Goal >> Pull out each line of the data that includes the word "dioxide".

Source data >>
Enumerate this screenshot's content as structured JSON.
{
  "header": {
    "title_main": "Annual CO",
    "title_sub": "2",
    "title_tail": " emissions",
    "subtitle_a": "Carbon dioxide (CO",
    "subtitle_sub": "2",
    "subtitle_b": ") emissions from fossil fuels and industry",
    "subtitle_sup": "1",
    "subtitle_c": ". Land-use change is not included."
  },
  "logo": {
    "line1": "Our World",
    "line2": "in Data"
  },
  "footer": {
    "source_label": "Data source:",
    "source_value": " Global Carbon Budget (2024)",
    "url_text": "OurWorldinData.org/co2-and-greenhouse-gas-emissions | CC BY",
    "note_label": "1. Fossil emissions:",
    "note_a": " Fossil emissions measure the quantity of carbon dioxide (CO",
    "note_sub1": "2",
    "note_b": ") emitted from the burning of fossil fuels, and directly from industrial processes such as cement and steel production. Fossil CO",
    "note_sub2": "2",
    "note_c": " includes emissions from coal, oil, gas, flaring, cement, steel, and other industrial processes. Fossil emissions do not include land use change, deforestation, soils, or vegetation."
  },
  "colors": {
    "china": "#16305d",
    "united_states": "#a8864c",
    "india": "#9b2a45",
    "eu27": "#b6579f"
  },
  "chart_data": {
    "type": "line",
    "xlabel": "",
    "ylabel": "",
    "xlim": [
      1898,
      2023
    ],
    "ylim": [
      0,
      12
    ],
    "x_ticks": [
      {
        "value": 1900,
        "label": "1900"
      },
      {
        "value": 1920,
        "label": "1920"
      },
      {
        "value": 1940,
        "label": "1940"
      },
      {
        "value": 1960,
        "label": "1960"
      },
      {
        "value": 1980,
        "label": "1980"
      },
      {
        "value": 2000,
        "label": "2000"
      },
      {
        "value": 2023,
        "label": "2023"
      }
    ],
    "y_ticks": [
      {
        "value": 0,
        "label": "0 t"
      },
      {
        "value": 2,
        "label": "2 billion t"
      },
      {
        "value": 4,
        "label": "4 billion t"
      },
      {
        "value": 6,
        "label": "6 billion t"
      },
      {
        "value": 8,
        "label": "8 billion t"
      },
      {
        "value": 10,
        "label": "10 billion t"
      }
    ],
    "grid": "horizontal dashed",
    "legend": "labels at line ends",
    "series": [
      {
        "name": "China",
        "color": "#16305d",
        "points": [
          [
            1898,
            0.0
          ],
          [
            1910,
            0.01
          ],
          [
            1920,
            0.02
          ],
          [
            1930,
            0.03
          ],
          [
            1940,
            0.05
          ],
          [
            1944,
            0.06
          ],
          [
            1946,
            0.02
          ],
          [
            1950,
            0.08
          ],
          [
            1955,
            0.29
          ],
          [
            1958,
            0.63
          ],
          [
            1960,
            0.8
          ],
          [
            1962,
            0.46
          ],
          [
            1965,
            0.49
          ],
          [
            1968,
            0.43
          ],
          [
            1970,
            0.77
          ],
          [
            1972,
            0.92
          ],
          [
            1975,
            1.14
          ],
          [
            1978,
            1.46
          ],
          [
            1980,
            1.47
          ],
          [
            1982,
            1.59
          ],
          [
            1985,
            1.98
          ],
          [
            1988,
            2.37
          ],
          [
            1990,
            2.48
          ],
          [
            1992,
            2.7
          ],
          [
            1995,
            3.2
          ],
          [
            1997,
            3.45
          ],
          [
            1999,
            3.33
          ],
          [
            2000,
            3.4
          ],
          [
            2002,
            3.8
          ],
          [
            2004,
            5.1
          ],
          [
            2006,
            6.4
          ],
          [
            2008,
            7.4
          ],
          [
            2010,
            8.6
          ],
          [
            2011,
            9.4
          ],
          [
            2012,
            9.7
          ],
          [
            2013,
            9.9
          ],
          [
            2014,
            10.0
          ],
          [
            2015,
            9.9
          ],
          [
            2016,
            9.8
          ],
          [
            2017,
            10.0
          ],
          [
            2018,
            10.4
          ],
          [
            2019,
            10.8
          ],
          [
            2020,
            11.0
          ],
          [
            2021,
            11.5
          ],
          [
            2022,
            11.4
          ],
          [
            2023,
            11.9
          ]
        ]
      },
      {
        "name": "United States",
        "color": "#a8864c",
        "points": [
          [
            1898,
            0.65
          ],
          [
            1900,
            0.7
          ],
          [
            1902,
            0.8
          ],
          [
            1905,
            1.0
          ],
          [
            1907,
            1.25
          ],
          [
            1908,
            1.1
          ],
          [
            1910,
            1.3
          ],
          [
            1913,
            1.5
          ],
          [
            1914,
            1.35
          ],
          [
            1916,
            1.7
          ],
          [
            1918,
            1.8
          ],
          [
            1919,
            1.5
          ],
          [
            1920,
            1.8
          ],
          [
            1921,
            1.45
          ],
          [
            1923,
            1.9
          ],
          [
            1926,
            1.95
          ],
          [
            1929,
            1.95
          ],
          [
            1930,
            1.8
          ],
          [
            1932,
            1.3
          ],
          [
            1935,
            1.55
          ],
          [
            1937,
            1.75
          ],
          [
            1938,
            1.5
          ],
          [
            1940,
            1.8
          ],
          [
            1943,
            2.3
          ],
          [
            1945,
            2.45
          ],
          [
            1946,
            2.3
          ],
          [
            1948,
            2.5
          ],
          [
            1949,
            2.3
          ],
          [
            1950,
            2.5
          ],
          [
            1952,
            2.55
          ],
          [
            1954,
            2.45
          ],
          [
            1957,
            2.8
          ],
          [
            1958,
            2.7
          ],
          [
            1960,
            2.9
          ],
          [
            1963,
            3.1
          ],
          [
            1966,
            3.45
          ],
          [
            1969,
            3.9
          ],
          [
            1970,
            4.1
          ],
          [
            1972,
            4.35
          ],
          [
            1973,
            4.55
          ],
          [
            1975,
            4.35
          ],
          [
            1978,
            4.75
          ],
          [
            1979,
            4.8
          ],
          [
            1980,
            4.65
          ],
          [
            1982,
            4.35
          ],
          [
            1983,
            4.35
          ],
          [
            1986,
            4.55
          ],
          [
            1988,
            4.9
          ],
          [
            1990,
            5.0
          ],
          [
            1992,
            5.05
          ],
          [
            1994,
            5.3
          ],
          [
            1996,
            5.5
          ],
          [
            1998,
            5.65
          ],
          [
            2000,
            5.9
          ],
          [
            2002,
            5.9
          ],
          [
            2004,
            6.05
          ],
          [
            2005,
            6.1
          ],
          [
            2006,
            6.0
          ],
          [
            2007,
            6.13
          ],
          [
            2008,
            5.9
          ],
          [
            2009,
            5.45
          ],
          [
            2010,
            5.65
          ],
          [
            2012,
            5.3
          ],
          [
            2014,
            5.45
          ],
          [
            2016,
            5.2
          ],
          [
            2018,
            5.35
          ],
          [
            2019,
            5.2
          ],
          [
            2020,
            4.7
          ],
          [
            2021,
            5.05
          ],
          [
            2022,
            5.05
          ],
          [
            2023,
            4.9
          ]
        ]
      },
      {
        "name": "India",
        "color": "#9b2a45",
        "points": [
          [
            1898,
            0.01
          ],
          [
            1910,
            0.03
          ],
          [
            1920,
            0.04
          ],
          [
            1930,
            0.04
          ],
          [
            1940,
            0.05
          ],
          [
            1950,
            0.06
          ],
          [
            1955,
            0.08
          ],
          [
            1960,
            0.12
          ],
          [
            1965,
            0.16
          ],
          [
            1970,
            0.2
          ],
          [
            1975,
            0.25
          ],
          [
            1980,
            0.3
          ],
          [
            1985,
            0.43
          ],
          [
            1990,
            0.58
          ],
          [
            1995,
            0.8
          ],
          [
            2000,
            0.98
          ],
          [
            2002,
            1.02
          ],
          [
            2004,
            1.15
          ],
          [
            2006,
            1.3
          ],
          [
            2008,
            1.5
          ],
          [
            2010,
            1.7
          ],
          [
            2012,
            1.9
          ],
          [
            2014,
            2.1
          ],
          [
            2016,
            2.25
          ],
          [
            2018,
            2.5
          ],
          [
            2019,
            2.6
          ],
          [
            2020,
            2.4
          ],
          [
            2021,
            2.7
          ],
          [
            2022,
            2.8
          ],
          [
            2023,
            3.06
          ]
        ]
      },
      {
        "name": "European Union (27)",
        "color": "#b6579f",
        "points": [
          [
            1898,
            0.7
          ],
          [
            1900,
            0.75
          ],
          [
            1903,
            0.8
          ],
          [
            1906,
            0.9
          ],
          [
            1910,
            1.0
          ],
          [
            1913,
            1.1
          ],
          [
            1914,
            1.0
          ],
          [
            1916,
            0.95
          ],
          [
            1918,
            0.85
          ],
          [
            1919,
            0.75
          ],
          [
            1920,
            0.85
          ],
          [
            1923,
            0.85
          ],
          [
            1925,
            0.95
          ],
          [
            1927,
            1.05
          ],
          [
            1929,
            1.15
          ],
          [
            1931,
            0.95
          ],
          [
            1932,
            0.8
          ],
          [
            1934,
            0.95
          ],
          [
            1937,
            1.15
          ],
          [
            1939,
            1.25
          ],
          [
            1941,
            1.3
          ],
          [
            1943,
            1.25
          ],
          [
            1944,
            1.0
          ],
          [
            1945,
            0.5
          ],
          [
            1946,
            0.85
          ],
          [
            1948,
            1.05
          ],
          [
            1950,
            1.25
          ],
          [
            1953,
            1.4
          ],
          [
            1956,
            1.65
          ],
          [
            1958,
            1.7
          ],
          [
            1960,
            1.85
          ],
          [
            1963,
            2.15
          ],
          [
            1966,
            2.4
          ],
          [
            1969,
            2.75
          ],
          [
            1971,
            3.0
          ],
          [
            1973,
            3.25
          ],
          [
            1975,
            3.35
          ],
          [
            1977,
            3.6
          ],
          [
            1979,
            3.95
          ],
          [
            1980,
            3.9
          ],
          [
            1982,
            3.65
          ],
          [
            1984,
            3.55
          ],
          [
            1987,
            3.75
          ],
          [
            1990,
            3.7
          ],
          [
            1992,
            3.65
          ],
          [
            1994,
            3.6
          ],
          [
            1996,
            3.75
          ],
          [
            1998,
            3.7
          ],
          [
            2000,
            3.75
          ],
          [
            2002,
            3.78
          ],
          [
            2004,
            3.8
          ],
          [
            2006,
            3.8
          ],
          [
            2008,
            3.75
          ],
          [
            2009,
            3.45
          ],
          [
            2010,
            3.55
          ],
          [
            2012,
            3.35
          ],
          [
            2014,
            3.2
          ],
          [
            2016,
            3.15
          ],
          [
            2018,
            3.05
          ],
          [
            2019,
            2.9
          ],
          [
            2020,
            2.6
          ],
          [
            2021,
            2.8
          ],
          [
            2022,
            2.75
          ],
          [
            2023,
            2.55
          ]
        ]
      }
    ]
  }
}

Solution to the problem >>
    "subtitle_a": "Carbon dioxide (CO",
    "note_a": " Fossil emissions measure the quantity of carbon dioxide (CO",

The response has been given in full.